Work to complete: Reproduce all lines of the listing below in which the word "What" occurs.

++++ Given data ++++

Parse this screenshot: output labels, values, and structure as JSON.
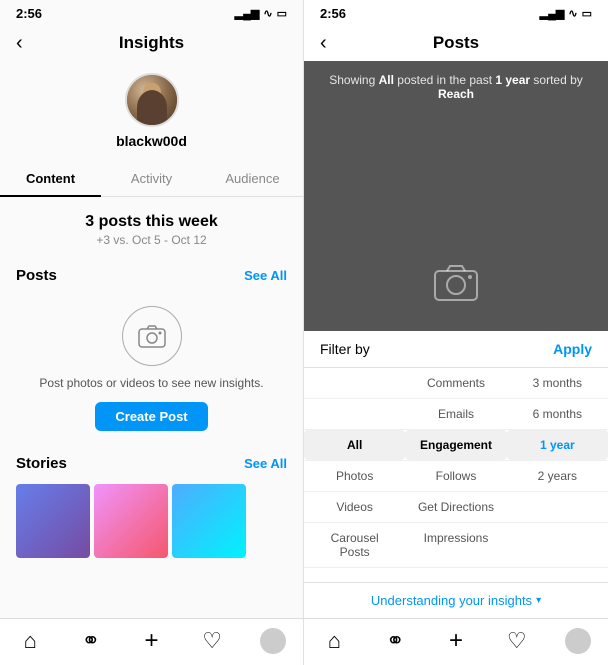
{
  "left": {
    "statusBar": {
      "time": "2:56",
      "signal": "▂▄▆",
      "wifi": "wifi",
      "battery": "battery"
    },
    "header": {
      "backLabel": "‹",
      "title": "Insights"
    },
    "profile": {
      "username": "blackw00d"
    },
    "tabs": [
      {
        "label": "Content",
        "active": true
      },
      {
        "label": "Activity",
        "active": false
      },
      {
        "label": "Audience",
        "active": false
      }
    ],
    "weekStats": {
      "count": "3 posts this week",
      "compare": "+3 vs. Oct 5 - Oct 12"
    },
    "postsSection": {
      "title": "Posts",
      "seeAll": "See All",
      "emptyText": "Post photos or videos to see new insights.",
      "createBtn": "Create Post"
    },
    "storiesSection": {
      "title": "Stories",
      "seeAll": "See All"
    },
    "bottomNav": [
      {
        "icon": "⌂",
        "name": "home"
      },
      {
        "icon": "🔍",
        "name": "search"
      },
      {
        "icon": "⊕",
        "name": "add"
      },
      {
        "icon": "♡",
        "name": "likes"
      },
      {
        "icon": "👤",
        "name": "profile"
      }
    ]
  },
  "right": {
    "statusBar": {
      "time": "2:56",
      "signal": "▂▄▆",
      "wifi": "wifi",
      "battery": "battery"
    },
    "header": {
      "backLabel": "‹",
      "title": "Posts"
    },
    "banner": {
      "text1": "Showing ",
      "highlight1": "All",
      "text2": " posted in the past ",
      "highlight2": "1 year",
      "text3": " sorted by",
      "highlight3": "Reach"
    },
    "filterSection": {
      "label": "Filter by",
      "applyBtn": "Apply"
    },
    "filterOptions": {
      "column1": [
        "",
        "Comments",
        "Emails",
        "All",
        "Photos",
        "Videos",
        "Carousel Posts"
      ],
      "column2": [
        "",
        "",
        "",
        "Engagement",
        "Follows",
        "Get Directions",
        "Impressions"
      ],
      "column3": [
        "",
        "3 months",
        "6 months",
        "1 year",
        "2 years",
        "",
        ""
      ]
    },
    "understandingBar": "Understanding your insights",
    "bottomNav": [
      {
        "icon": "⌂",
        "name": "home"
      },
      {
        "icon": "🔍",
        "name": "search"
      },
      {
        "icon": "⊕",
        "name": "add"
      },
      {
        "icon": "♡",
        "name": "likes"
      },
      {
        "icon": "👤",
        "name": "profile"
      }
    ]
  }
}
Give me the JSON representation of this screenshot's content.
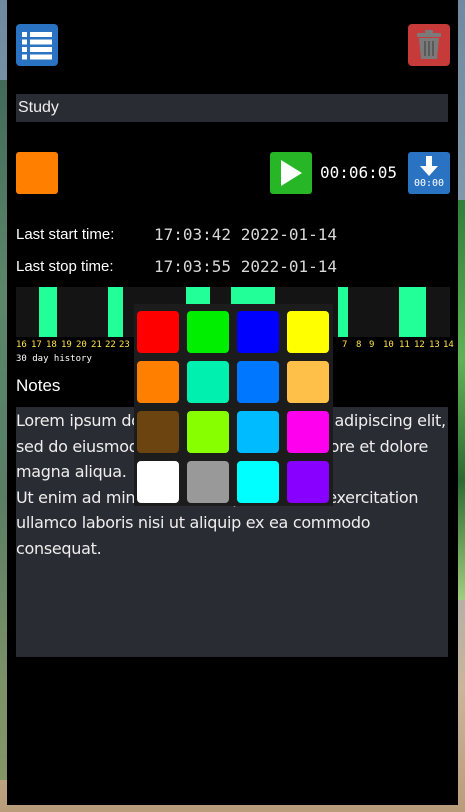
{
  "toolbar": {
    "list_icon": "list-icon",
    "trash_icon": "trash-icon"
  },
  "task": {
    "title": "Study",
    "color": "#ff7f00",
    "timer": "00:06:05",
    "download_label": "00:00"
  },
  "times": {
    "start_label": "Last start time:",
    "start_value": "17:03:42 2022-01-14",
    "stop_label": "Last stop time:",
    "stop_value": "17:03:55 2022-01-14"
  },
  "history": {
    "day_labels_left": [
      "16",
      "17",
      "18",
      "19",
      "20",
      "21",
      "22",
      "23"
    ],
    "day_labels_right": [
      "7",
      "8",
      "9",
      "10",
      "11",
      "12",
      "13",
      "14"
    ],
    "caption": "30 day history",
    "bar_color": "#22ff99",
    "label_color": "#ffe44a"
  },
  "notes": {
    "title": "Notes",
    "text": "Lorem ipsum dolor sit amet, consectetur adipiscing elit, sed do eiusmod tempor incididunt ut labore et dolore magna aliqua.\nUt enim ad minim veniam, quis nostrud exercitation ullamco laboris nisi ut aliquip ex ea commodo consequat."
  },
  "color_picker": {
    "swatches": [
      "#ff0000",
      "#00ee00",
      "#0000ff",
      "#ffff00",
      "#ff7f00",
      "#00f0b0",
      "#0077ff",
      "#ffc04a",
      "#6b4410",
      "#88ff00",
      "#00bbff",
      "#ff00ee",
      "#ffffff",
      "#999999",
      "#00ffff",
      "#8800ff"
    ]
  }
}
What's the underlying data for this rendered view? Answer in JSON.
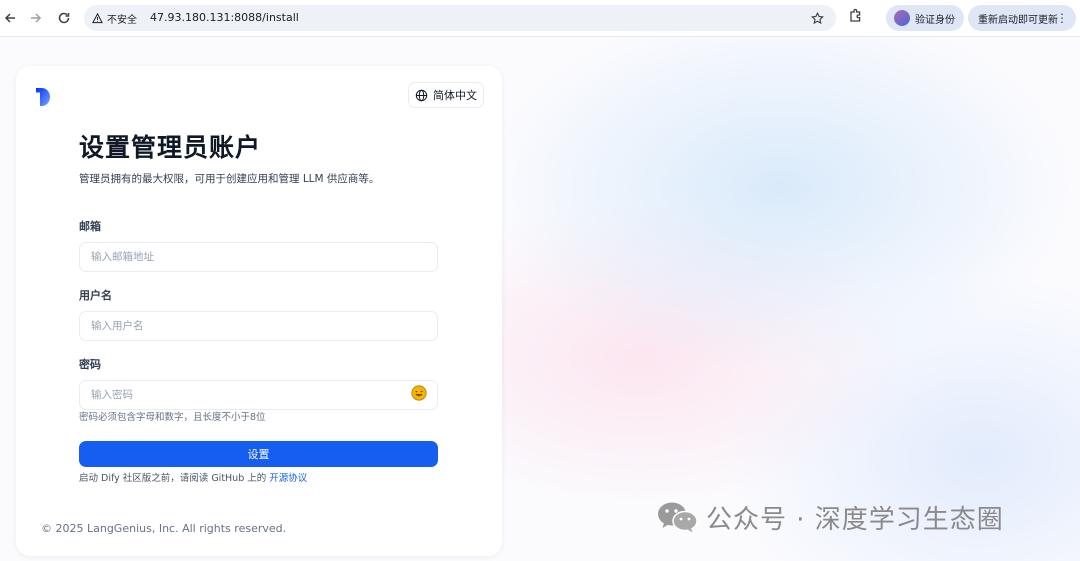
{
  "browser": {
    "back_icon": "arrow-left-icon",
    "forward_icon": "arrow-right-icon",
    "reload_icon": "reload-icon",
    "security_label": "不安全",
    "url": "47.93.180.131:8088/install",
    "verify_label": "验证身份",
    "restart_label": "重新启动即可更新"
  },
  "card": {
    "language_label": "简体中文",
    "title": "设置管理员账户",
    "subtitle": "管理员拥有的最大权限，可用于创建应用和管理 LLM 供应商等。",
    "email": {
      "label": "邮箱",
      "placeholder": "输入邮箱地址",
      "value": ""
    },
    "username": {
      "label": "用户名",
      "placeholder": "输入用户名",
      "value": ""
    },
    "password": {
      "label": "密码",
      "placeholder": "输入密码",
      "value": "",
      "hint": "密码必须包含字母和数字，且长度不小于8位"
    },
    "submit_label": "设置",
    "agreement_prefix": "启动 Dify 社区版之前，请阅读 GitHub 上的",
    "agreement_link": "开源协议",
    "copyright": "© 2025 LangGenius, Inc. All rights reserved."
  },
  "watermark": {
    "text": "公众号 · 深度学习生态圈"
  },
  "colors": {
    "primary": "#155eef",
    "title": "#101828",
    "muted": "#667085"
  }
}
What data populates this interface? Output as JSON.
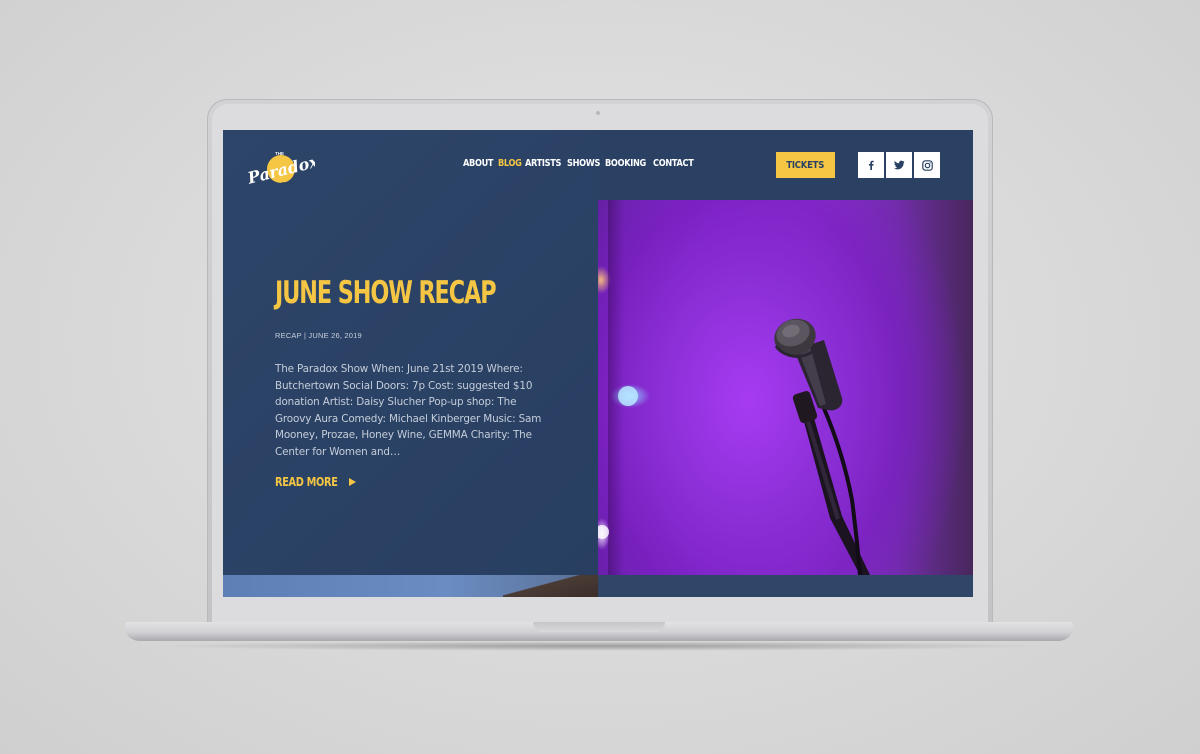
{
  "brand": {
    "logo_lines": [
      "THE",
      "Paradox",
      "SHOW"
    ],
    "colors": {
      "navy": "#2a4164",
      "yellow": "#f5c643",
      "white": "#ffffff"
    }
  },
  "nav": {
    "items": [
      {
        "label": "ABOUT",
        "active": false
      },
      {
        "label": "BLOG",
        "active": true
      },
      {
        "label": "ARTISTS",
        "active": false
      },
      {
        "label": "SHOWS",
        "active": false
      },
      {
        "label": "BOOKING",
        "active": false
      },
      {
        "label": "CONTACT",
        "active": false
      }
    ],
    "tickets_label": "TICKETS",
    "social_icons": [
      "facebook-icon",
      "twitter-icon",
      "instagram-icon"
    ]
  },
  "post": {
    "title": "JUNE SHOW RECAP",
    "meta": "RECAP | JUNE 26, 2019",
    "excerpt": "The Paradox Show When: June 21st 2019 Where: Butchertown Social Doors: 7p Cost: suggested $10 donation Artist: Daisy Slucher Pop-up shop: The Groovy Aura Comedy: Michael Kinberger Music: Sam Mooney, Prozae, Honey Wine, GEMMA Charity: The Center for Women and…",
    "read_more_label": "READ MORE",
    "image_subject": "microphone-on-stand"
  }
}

++++

Reply:
What's the underlying data for this rendered view? Answer in JSON.
What data populates this interface? Output as JSON.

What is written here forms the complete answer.